═════ Material to process ═════

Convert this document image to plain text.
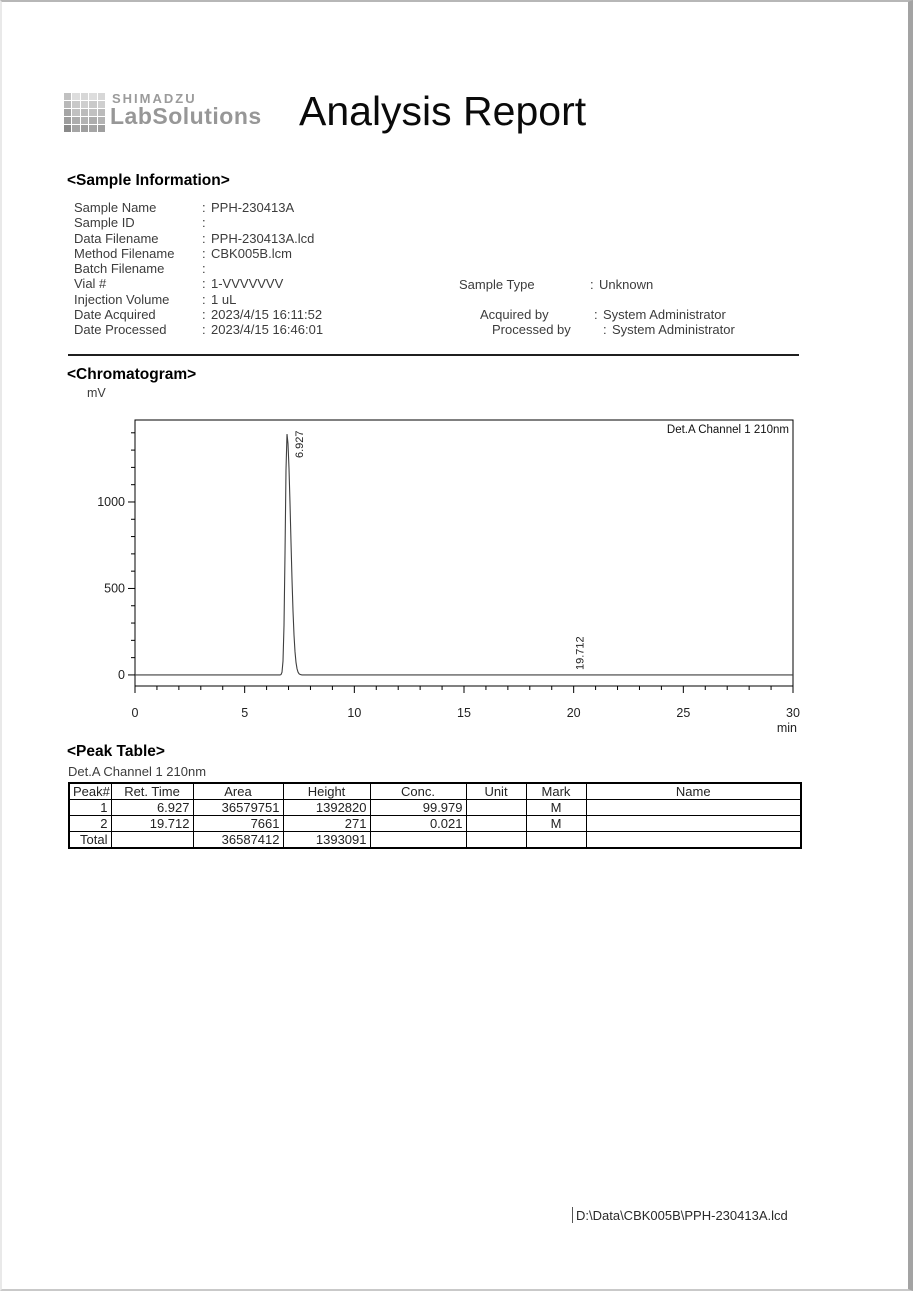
SHIMADZU
LabSolutions Analysis Report
<Sample Information>
Sample Name	: PPH-230413A
Sample ID	:
Data Filename	: PPH-230413A.lcd
Method Filename	: CBK005B.lcm
Batch Filename	:
Vial #	: 1-VVVVVVV
Injection Volume	: 1 uL
Date Acquired	: 2023/4/15 16:11:52
Date Processed	: 2023/4/15 16:46:01
Sample Type	: Unknown
Acquired by	: System Administrator
Processed by	: System Administrator
<Chromatogram>
mV
0	5	10	15	20	25	30
0
500
1000
min
Det.A Channel 1 210nm
6.927
19.712
<Peak Table>
Det.A Channel 1 210nm
Peak#	Ret. Time	Area	Height	Conc.	Unit	Mark	Name
1	6.927	36579751	1392820	99.979		M	
2	19.712	7661	271	0.021		M	
Total		36587412	1393091				
D:\Data\CBK005B\PPH-230413A.lcd
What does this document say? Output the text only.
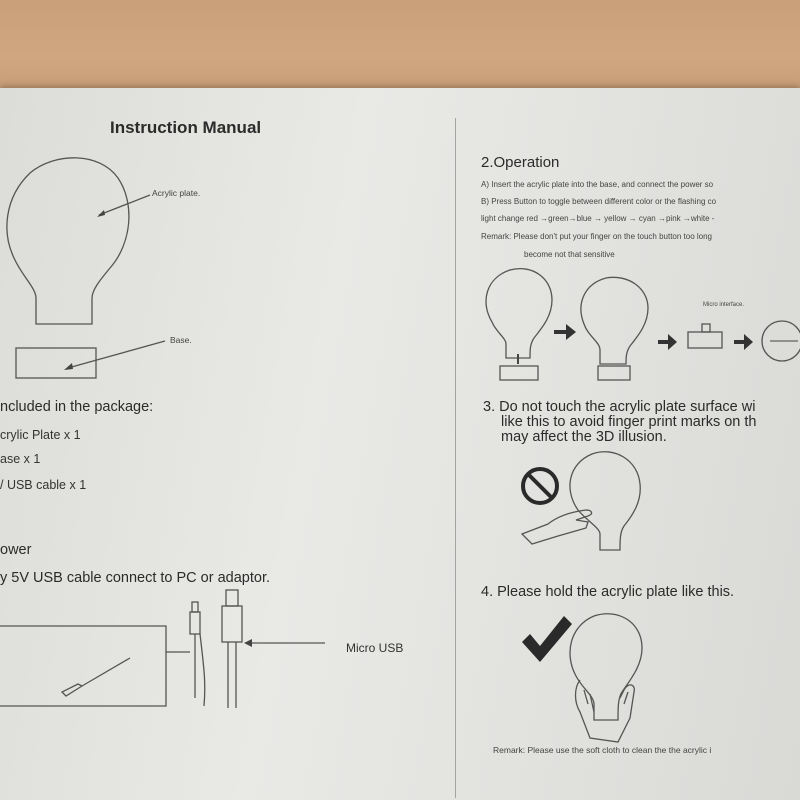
Instruction Manual
Acrylic plate.
Base.
ncluded in the package:
crylic Plate x 1
ase x 1
/ USB cable x 1
ower
y 5V USB cable connect to PC or adaptor.
Micro USB
2.Operation
A) Insert the acrylic plate into the base, and connect the power so
B) Press Button to toggle between different color or the flashing co
light change red →green→blue → yellow → cyan →pink →white -
Remark: Please don't put your finger on the touch button too long
become not that sensitive
Micro interface.
3. Do not touch the acrylic plate surface wi
like this to avoid finger print marks on th
may affect the 3D illusion.
4. Please hold the acrylic plate like this.
Remark: Please use the soft cloth to clean the the acrylic i
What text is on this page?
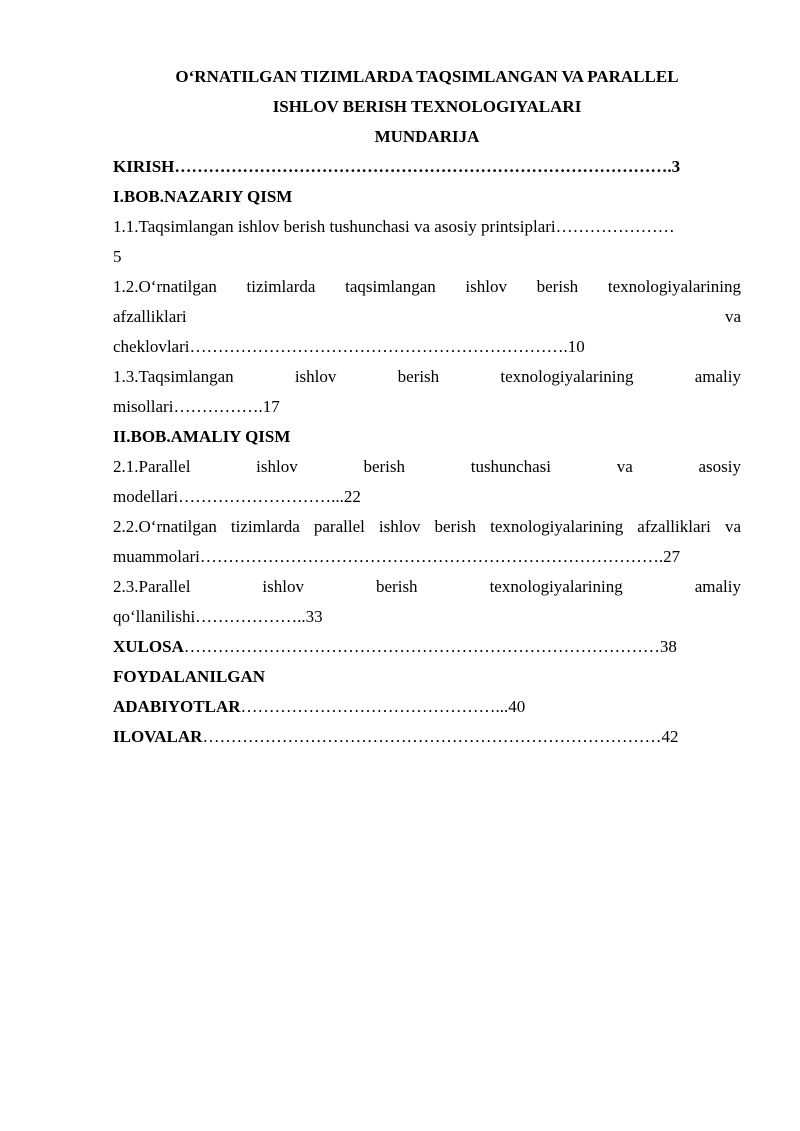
O‘RNATILGAN TIZIMLARDA TAQSIMLANGAN VA PARALLEL

ISHLOV BERISH TEXNOLOGIYALARI

MUNDARIJA

KIRISH…………………………………………………………………………….3

I.BOB.NAZARIY QISM

1.1.Taqsimlangan ishlov berish tushunchasi va asosiy printsiplari…………………

5

1.2.O‘rnatilgan tizimlarda taqsimlangan ishlov berish texnologiyalarining

afzalliklari	va

cheklovlari………………………………………………………….10

1.3.Taqsimlangan ishlov berish texnologiyalarining amaliy

misollari…………….17

II.BOB.AMALIY QISM

2.1.Parallel ishlov berish tushunchasi va asosiy

modellari………………………...22

2.2.O‘rnatilgan tizimlarda parallel ishlov berish texnologiyalarining afzalliklari va

muammolari……………………………………………………………………….27

2.3.Parallel ishlov berish texnologiyalarining amaliy

qo‘llanilishi………………..33

XULOSA…………………………………………………………………………38

FOYDALANILGAN

ADABIYOTLAR………………………………………...40

ILOVALAR………………………………………………………………………42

═════

● What to produce: Copy every line of the listing containing the string "Processed".

● Task result:
Date Processed	: 2023/4/15 16:46:01
Processed by	: System Administrator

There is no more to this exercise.